[Saved data entries]
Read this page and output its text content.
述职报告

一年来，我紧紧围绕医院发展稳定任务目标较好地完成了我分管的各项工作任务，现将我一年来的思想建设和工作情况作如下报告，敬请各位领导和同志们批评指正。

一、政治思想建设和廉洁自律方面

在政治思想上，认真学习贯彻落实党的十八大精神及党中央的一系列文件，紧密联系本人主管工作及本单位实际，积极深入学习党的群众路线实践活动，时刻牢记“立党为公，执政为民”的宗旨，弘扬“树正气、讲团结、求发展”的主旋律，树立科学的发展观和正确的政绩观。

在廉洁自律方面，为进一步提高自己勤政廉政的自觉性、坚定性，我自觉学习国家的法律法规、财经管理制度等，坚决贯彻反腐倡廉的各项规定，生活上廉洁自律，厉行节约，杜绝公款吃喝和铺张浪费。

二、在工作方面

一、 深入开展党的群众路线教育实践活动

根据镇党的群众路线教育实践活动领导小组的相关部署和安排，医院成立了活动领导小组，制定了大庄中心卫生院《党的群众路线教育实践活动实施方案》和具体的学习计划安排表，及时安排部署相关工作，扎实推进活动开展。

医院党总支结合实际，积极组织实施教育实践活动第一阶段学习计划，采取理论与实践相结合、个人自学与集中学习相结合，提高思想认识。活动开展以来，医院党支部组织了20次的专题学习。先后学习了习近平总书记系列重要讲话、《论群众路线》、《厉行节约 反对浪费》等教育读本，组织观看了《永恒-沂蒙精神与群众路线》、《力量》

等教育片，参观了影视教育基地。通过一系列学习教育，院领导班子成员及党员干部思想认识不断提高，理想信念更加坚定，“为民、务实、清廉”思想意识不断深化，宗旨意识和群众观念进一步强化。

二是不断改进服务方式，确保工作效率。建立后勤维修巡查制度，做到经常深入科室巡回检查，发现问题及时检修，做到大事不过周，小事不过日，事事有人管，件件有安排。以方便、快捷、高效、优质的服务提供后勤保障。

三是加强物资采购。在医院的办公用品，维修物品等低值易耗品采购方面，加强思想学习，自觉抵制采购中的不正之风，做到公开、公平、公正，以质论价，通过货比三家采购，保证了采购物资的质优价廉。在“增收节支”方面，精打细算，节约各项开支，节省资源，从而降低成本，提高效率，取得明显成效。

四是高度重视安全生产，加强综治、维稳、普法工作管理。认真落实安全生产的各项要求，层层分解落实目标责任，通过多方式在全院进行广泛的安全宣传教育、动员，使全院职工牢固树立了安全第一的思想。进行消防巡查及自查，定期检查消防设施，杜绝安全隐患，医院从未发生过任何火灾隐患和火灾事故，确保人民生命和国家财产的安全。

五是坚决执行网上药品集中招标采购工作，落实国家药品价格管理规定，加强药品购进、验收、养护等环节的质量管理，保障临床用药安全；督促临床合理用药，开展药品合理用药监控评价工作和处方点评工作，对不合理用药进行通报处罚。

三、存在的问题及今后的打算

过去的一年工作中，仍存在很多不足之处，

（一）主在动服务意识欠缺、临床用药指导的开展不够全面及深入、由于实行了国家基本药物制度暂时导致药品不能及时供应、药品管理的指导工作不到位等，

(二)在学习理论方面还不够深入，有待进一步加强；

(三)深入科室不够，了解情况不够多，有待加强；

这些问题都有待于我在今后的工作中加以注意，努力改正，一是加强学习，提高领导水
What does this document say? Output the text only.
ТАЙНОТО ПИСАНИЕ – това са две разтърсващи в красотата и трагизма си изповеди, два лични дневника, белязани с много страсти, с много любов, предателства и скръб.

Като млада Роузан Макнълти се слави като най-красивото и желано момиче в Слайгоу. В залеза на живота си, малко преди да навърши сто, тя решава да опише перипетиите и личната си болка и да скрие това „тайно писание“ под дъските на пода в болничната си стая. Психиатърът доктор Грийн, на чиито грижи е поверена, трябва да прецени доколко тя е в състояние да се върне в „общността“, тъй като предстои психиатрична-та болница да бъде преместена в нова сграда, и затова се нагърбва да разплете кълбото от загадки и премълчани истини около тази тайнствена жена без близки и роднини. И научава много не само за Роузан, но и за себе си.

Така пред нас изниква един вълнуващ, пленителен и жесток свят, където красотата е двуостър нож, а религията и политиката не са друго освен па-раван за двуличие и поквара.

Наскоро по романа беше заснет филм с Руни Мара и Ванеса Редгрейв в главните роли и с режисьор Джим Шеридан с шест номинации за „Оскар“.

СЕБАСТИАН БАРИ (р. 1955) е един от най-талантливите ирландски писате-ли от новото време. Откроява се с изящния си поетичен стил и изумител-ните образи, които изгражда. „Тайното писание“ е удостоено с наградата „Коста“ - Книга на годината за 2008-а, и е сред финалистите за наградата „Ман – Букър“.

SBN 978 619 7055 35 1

Written problem: Using the data above, print every record exactly as shown.

Exercise answer:
Read this page and output its text content.
述职报告

一年来，我紧紧围绕医院发展稳定任务目标较好地完成了我分管的各项工作任务，现将我一年来的思想建设和工作情况作如下报告，敬请各位领导和同志们批评指正。

一、政治思想建设和廉洁自律方面

在政治思想上，认真学习贯彻落实党的十八大精神及党中央的一系列文件，紧密联系本人主管工作及本单位实际，积极深入学习党的群众路线实践活动，时刻牢记“立党为公，执政为民”的宗旨，弘扬“树正气、讲团结、求发展”的主旋律，树立科学的发展观和正确的政绩观。

在廉洁自律方面，为进一步提高自己勤政廉政的自觉性、坚定性，我自觉学习国家的法律法规、财经管理制度等，坚决贯彻反腐倡廉的各项规定，生活上廉洁自律，厉行节约，杜绝公款吃喝和铺张浪费。

二、在工作方面

一、 深入开展党的群众路线教育实践活动

根据镇党的群众路线教育实践活动领导小组的相关部署和安排，医院成立了活动领导小组，制定了大庄中心卫生院《党的群众路线教育实践活动实施方案》和具体的学习计划安排表，及时安排部署相关工作，扎实推进活动开展。

医院党总支结合实际，积极组织实施教育实践活动第一阶段学习计划，采取理论与实践相结合、个人自学与集中学习相结合，提高思想认识。活动开展以来，医院党支部组织了20次的专题学习。先后学习了习近平总书记系列重要讲话、《论群众路线》、《厉行节约 反对浪费》等教育读本，组织观看了《永恒-沂蒙精神与群众路线》、《力量》

等教育片，参观了影视教育基地。通过一系列学习教育，院领导班子成员及党员干部思想认识不断提高，理想信念更加坚定，“为民、务实、清廉”思想意识不断深化，宗旨意识和群众观念进一步强化。

二是不断改进服务方式，确保工作效率。建立后勤维修巡查制度，做到经常深入科室巡回检查，发现问题及时检修，做到大事不过周，小事不过日，事事有人管，件件有安排。以方便、快捷、高效、优质的服务提供后勤保障。

三是加强物资采购。在医院的办公用品，维修物品等低值易耗品采购方面，加强思想学习，自觉抵制采购中的不正之风，做到公开、公平、公正，以质论价，通过货比三家采购，保证了采购物资的质优价廉。在“增收节支”方面，精打细算，节约各项开支，节省资源，从而降低成本，提高效率，取得明显成效。

四是高度重视安全生产，加强综治、维稳、普法工作管理。认真落实安全生产的各项要求，层层分解落实目标责任，通过多方式在全院进行广泛的安全宣传教育、动员，使全院职工牢固树立了安全第一的思想。进行消防巡查及自查，定期检查消防设施，杜绝安全隐患，医院从未发生过任何火灾隐患和火灾事故，确保人民生命和国家财产的安全。

五是坚决执行网上药品集中招标采购工作，落实国家药品价格管理规定，加强药品购进、验收、养护等环节的质量管理，保障临床用药安全；督促临床合理用药，开展药品合理用药监控评价工作和处方点评工作，对不合理用药进行通报处罚。

三、存在的问题及今后的打算

过去的一年工作中，仍存在很多不足之处，

（一）主在动服务意识欠缺、临床用药指导的开展不够全面及深入、由于实行了国家基本药物制度暂时导致药品不能及时供应、药品管理的指导工作不到位等，

(二)在学习理论方面还不够深入，有待进一步加强；

(三)深入科室不够，了解情况不够多，有待加强；

这些问题都有待于我在今后的工作中加以注意，努力改正，一是加强学习，提高领导水
What does this document say? Output the text only.
ТАЙНОТО ПИСАНИЕ – това са две разтърсващи в красотата и трагизма си изповеди, два лични дневника, белязани с много страсти, с много любов, предателства и скръб.

Като млада Роузан Макнълти се слави като най-красивото и желано момиче в Слайгоу. В залеза на живота си, малко преди да навърши сто, тя решава да опише перипетиите и личната си болка и да скрие това „тайно писание“ под дъските на пода в болничната си стая. Психиатърът доктор Грийн, на чиито грижи е поверена, трябва да прецени доколко тя е в състояние да се върне в „общността“, тъй като предстои психиатрична-та болница да бъде преместена в нова сграда, и затова се нагърбва да разплете кълбото от загадки и премълчани истини около тази тайнствена жена без близки и роднини. И научава много не само за Роузан, но и за себе си.

Така пред нас изниква един вълнуващ, пленителен и жесток свят, където красотата е двуостър нож, а религията и политиката не са друго освен па-раван за двуличие и поквара.

Наскоро по романа беше заснет филм с Руни Мара и Ванеса Редгрейв в главните роли и с режисьор Джим Шеридан с шест номинации за „Оскар“.

СЕБАСТИАН БАРИ (р. 1955) е един от най-талантливите ирландски писате-ли от новото време. Откроява се с изящния си поетичен стил и изумител-ните образи, които изгражда. „Тайното писание“ е удостоено с наградата „Коста“ - Книга на годината за 2008-а, и е сред финалистите за наградата „Ман – Букър“.

SBN 978 619 7055 35 1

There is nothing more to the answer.